[Records about charts and figures]
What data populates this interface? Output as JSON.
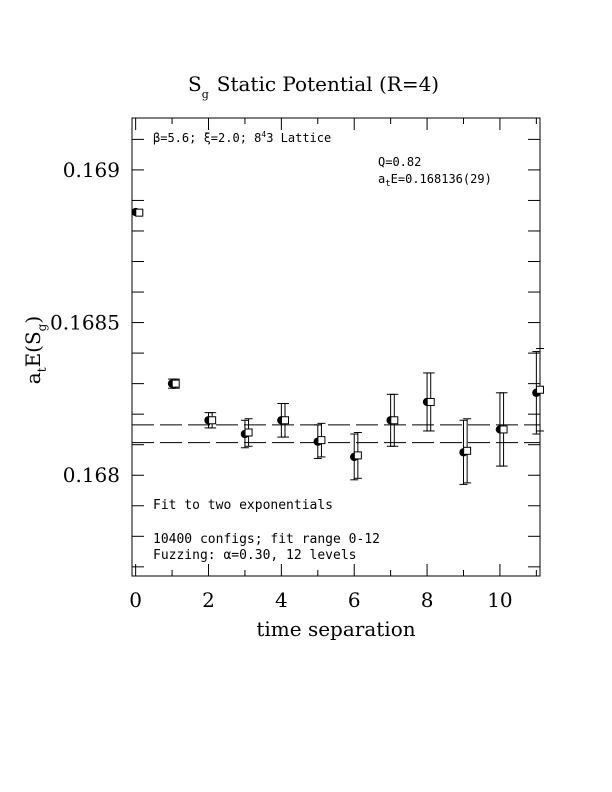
{
  "chart_data": {
    "type": "scatter",
    "title_main": "S",
    "title_sub": "g",
    "title_rest": "Static Potential (R=4)",
    "xlabel": "time separation",
    "ylabel": "a",
    "ylabel_sub": "t",
    "ylabel_rest": "E(S",
    "ylabel_rest_sub": "g",
    "ylabel_close": ")",
    "xlim": [
      -0.1,
      11.1
    ],
    "ylim": [
      0.16767,
      0.16917
    ],
    "x_ticks": [
      {
        "value": 0,
        "label": "0"
      },
      {
        "value": 2,
        "label": "2"
      },
      {
        "value": 4,
        "label": "4"
      },
      {
        "value": 6,
        "label": "6"
      },
      {
        "value": 8,
        "label": "8"
      },
      {
        "value": 10,
        "label": "10"
      }
    ],
    "y_ticks": [
      {
        "value": 0.168,
        "label": "0.168"
      },
      {
        "value": 0.1685,
        "label": "0.1685"
      },
      {
        "value": 0.169,
        "label": "0.169"
      }
    ],
    "header_annotation": "β=5.6; ξ=2.0; 8",
    "header_annotation_sup": "4",
    "header_annotation_rest": "3 Lattice",
    "fit_quality": "Q=0.82",
    "fit_energy_a": "a",
    "fit_energy_sub": "t",
    "fit_energy_rest": "E=0.168136(29)",
    "notes": [
      "Fit to two exponentials",
      "10400 configs; fit range 0-12",
      "Fuzzing: α=0.30, 12 levels"
    ],
    "fit": {
      "value": 0.168136,
      "error": 2.9e-05
    },
    "series": [
      {
        "marker": "filled-circle",
        "x": [
          0,
          1,
          2,
          3,
          4,
          5,
          6,
          7,
          8,
          9,
          10,
          11
        ],
        "y": [
          0.168862,
          0.1683,
          0.16818,
          0.168135,
          0.16818,
          0.16811,
          0.16806,
          0.16818,
          0.16824,
          0.168075,
          0.16815,
          0.16827
        ],
        "err": [
          5e-06,
          1.5e-05,
          2.5e-05,
          4.5e-05,
          5.5e-05,
          5.5e-05,
          7.5e-05,
          8.5e-05,
          9.5e-05,
          0.000105,
          0.00012,
          0.000135
        ]
      },
      {
        "marker": "open-square",
        "x": [
          0.1,
          1.1,
          2.1,
          3.1,
          4.1,
          5.1,
          6.1,
          7.1,
          8.1,
          9.1,
          10.1,
          11.1
        ],
        "y": [
          0.16886,
          0.1683,
          0.16818,
          0.16814,
          0.16818,
          0.168115,
          0.168065,
          0.16818,
          0.16824,
          0.16808,
          0.16815,
          0.16828
        ],
        "err": [
          5e-06,
          1.5e-05,
          2.5e-05,
          4.5e-05,
          5.5e-05,
          5.5e-05,
          7.5e-05,
          8.5e-05,
          9.5e-05,
          0.000105,
          0.00012,
          0.000135
        ]
      }
    ],
    "grid": false,
    "legend": "none"
  }
}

## Problem description
Give the entries again without a single change, but with no pictures.

## Correct response
What data populates this interface? Output as JSON.
{
  "chart_data": {
    "type": "scatter",
    "title_main": "S",
    "title_sub": "g",
    "title_rest": "Static Potential (R=4)",
    "xlabel": "time separation",
    "ylabel": "a",
    "ylabel_sub": "t",
    "ylabel_rest": "E(S",
    "ylabel_rest_sub": "g",
    "ylabel_close": ")",
    "xlim": [
      -0.1,
      11.1
    ],
    "ylim": [
      0.16767,
      0.16917
    ],
    "x_ticks": [
      {
        "value": 0,
        "label": "0"
      },
      {
        "value": 2,
        "label": "2"
      },
      {
        "value": 4,
        "label": "4"
      },
      {
        "value": 6,
        "label": "6"
      },
      {
        "value": 8,
        "label": "8"
      },
      {
        "value": 10,
        "label": "10"
      }
    ],
    "y_ticks": [
      {
        "value": 0.168,
        "label": "0.168"
      },
      {
        "value": 0.1685,
        "label": "0.1685"
      },
      {
        "value": 0.169,
        "label": "0.169"
      }
    ],
    "header_annotation": "β=5.6; ξ=2.0; 8",
    "header_annotation_sup": "4",
    "header_annotation_rest": "3 Lattice",
    "fit_quality": "Q=0.82",
    "fit_energy_a": "a",
    "fit_energy_sub": "t",
    "fit_energy_rest": "E=0.168136(29)",
    "notes": [
      "Fit to two exponentials",
      "10400 configs; fit range 0-12",
      "Fuzzing: α=0.30, 12 levels"
    ],
    "fit": {
      "value": 0.168136,
      "error": 2.9e-05
    },
    "series": [
      {
        "marker": "filled-circle",
        "x": [
          0,
          1,
          2,
          3,
          4,
          5,
          6,
          7,
          8,
          9,
          10,
          11
        ],
        "y": [
          0.168862,
          0.1683,
          0.16818,
          0.168135,
          0.16818,
          0.16811,
          0.16806,
          0.16818,
          0.16824,
          0.168075,
          0.16815,
          0.16827
        ],
        "err": [
          5e-06,
          1.5e-05,
          2.5e-05,
          4.5e-05,
          5.5e-05,
          5.5e-05,
          7.5e-05,
          8.5e-05,
          9.5e-05,
          0.000105,
          0.00012,
          0.000135
        ]
      },
      {
        "marker": "open-square",
        "x": [
          0.1,
          1.1,
          2.1,
          3.1,
          4.1,
          5.1,
          6.1,
          7.1,
          8.1,
          9.1,
          10.1,
          11.1
        ],
        "y": [
          0.16886,
          0.1683,
          0.16818,
          0.16814,
          0.16818,
          0.168115,
          0.168065,
          0.16818,
          0.16824,
          0.16808,
          0.16815,
          0.16828
        ],
        "err": [
          5e-06,
          1.5e-05,
          2.5e-05,
          4.5e-05,
          5.5e-05,
          5.5e-05,
          7.5e-05,
          8.5e-05,
          9.5e-05,
          0.000105,
          0.00012,
          0.000135
        ]
      }
    ],
    "grid": false,
    "legend": "none"
  }
}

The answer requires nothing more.